Locate every line in the listing below that contains the string "safety", matching case exactly, and copy each such line in full.
[Start of DATA RECORDS]
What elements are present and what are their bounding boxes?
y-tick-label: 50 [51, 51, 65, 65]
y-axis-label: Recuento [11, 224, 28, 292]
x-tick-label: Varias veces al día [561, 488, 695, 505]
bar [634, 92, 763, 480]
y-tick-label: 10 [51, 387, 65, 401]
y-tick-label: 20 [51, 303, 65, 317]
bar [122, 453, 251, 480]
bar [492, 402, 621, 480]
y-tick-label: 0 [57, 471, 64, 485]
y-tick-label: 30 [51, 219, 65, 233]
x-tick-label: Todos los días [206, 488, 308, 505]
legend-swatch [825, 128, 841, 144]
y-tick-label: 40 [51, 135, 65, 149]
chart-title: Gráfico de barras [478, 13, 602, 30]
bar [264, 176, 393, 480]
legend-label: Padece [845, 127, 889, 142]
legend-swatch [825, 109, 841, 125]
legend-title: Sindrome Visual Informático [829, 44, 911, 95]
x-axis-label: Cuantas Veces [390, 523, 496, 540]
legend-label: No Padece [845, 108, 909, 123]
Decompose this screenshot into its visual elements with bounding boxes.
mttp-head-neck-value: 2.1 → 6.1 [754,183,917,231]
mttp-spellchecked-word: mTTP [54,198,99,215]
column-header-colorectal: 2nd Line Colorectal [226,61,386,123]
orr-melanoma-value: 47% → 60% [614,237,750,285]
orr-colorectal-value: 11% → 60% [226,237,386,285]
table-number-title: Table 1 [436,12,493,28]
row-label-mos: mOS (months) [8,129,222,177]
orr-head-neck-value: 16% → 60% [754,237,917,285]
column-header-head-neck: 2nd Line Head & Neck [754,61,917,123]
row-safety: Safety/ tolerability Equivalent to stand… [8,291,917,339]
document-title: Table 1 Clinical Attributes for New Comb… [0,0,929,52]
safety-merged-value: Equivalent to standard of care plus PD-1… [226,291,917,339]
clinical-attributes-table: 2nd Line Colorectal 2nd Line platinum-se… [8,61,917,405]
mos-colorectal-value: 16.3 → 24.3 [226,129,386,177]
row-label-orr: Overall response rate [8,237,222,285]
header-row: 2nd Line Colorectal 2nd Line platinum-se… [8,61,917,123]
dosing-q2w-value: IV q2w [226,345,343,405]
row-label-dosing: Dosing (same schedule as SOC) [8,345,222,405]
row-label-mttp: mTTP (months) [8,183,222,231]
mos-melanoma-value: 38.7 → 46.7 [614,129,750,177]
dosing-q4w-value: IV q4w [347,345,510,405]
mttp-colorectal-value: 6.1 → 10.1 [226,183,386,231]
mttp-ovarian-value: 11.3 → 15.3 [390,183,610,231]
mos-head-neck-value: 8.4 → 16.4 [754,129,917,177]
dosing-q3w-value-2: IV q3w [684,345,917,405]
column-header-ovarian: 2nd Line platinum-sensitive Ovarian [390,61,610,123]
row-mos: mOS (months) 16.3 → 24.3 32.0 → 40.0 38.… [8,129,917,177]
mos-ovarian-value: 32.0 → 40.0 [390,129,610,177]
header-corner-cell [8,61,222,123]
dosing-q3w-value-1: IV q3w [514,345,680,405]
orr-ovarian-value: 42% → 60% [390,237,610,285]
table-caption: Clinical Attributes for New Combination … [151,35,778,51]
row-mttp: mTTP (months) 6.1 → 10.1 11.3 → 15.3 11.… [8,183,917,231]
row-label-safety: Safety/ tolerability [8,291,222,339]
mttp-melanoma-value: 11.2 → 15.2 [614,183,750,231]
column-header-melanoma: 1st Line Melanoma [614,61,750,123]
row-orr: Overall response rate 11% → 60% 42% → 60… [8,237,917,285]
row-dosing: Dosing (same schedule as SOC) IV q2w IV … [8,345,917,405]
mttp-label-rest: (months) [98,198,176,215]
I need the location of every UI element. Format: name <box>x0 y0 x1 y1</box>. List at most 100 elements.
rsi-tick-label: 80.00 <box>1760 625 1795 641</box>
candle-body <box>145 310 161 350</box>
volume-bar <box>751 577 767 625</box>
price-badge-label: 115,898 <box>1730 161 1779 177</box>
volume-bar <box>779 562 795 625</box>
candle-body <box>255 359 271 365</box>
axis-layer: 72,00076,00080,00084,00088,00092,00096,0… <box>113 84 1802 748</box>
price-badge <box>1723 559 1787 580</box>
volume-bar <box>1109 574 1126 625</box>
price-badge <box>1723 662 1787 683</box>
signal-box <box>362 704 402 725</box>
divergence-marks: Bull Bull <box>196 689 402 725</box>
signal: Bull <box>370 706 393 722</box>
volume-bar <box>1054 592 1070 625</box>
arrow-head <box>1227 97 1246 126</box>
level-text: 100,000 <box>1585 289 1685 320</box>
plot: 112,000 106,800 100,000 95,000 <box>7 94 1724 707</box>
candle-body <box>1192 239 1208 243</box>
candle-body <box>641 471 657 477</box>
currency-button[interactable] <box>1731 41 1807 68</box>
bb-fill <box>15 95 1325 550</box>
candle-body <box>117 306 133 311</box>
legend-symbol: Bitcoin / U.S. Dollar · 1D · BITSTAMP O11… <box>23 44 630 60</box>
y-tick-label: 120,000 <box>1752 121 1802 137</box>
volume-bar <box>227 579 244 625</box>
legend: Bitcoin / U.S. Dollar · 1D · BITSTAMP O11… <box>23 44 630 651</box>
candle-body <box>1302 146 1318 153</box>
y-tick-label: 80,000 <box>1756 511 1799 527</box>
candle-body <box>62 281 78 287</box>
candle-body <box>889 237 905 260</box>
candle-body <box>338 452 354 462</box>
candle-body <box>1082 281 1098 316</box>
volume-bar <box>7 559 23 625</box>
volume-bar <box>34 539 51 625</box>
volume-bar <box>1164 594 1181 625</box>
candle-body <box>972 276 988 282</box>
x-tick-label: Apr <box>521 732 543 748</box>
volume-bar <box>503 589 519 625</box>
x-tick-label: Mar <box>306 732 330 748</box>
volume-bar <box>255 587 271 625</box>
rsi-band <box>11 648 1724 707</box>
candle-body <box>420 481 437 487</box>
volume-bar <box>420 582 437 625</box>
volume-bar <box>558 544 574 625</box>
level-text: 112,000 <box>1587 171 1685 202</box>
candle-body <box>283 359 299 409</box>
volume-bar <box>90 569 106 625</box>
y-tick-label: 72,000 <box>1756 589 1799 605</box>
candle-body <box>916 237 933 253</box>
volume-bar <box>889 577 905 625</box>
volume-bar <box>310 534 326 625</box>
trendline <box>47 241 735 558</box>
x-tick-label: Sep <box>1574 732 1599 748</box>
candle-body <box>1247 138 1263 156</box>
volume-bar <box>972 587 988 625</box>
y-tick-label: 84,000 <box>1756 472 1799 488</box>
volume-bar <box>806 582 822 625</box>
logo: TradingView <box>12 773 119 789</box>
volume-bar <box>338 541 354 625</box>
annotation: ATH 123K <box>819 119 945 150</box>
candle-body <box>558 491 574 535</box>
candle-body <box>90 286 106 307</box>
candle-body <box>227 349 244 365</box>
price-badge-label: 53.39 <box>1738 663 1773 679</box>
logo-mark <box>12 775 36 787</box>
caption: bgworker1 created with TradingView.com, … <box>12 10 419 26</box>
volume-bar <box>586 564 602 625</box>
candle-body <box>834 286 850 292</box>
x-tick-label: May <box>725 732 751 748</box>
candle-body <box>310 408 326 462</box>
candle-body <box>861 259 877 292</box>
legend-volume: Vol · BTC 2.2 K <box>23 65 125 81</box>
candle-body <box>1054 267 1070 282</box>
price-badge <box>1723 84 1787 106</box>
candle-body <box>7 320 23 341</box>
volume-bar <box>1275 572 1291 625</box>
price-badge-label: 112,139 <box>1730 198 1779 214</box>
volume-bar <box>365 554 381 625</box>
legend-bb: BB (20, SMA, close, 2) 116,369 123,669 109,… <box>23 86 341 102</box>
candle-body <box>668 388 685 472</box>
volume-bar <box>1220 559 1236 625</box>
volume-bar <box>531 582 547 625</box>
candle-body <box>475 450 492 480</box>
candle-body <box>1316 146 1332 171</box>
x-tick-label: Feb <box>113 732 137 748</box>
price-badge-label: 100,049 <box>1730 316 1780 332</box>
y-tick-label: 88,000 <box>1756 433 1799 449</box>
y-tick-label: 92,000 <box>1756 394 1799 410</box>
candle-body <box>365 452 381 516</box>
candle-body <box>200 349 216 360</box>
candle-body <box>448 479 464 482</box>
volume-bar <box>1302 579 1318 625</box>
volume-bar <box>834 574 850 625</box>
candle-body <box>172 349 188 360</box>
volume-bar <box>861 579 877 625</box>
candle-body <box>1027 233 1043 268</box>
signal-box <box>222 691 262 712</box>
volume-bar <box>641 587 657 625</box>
[End of DATA RECORDS]
*RESPONSE FOR THIS EXERCISE*:
row-safety: Safety/ tolerability Equivalent to stand… [8,291,917,339]
safety-merged-value: Equivalent to standard of care plus PD-1… [226,291,917,339]
row-label-safety: Safety/ tolerability [8,291,222,339]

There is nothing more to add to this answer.